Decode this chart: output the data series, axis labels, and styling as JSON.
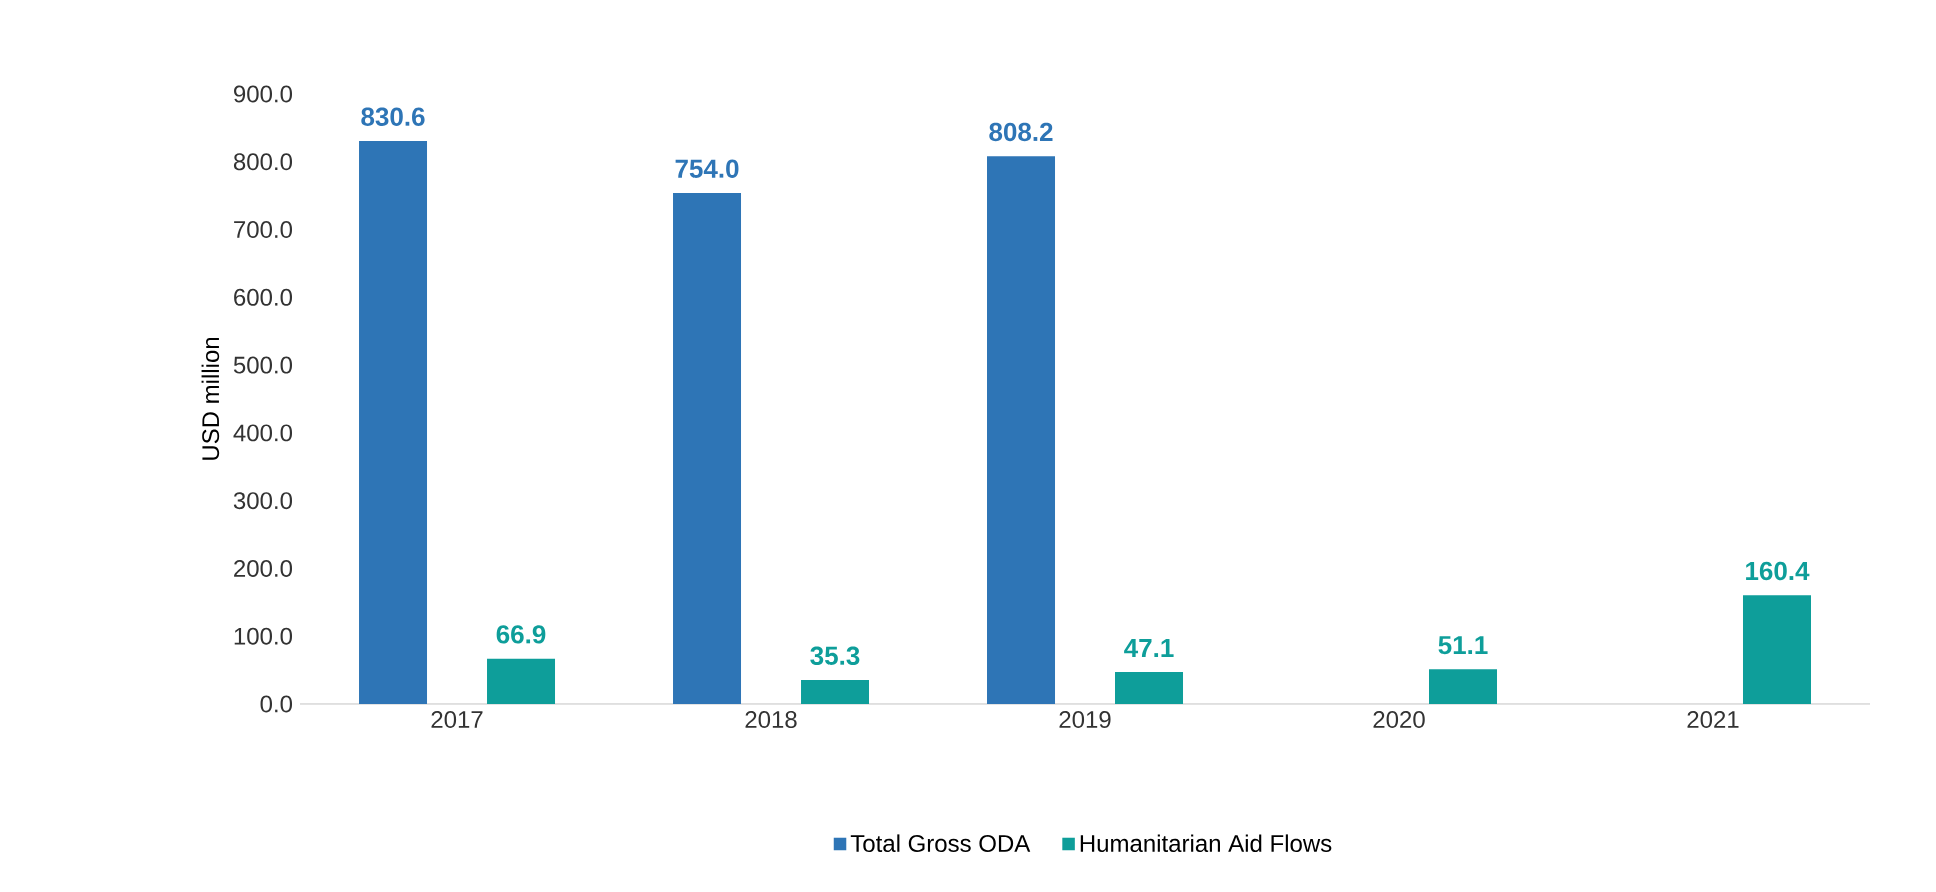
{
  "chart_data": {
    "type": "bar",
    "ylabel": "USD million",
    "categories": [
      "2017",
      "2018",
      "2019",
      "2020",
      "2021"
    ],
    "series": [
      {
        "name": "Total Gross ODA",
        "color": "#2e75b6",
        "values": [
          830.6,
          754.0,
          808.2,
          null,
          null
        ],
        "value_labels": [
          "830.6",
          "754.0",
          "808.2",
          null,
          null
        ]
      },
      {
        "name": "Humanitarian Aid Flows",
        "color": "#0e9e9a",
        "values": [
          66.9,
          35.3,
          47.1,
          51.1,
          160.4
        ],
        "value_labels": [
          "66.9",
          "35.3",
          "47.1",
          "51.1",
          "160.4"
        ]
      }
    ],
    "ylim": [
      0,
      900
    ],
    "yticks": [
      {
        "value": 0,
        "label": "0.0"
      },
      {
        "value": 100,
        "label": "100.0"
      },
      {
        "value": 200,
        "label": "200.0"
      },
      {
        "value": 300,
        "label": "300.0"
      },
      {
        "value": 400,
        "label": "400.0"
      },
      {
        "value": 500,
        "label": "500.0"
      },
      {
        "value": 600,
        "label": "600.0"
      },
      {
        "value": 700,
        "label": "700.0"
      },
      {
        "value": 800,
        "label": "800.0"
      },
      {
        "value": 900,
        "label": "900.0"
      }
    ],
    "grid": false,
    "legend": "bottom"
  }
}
━━━━━━
GIVEN EXERCISE:
The material above holds pictures; copy everything else in it exactly.

TASK RESULT:
Decode this chart: output the data series, axis labels, and styling as JSON.
{
  "chart_data": {
    "type": "bar",
    "ylabel": "USD million",
    "categories": [
      "2017",
      "2018",
      "2019",
      "2020",
      "2021"
    ],
    "series": [
      {
        "name": "Total Gross ODA",
        "color": "#2e75b6",
        "values": [
          830.6,
          754.0,
          808.2,
          null,
          null
        ],
        "value_labels": [
          "830.6",
          "754.0",
          "808.2",
          null,
          null
        ]
      },
      {
        "name": "Humanitarian Aid Flows",
        "color": "#0e9e9a",
        "values": [
          66.9,
          35.3,
          47.1,
          51.1,
          160.4
        ],
        "value_labels": [
          "66.9",
          "35.3",
          "47.1",
          "51.1",
          "160.4"
        ]
      }
    ],
    "ylim": [
      0,
      900
    ],
    "yticks": [
      {
        "value": 0,
        "label": "0.0"
      },
      {
        "value": 100,
        "label": "100.0"
      },
      {
        "value": 200,
        "label": "200.0"
      },
      {
        "value": 300,
        "label": "300.0"
      },
      {
        "value": 400,
        "label": "400.0"
      },
      {
        "value": 500,
        "label": "500.0"
      },
      {
        "value": 600,
        "label": "600.0"
      },
      {
        "value": 700,
        "label": "700.0"
      },
      {
        "value": 800,
        "label": "800.0"
      },
      {
        "value": 900,
        "label": "900.0"
      }
    ],
    "grid": false,
    "legend": "bottom"
  }
}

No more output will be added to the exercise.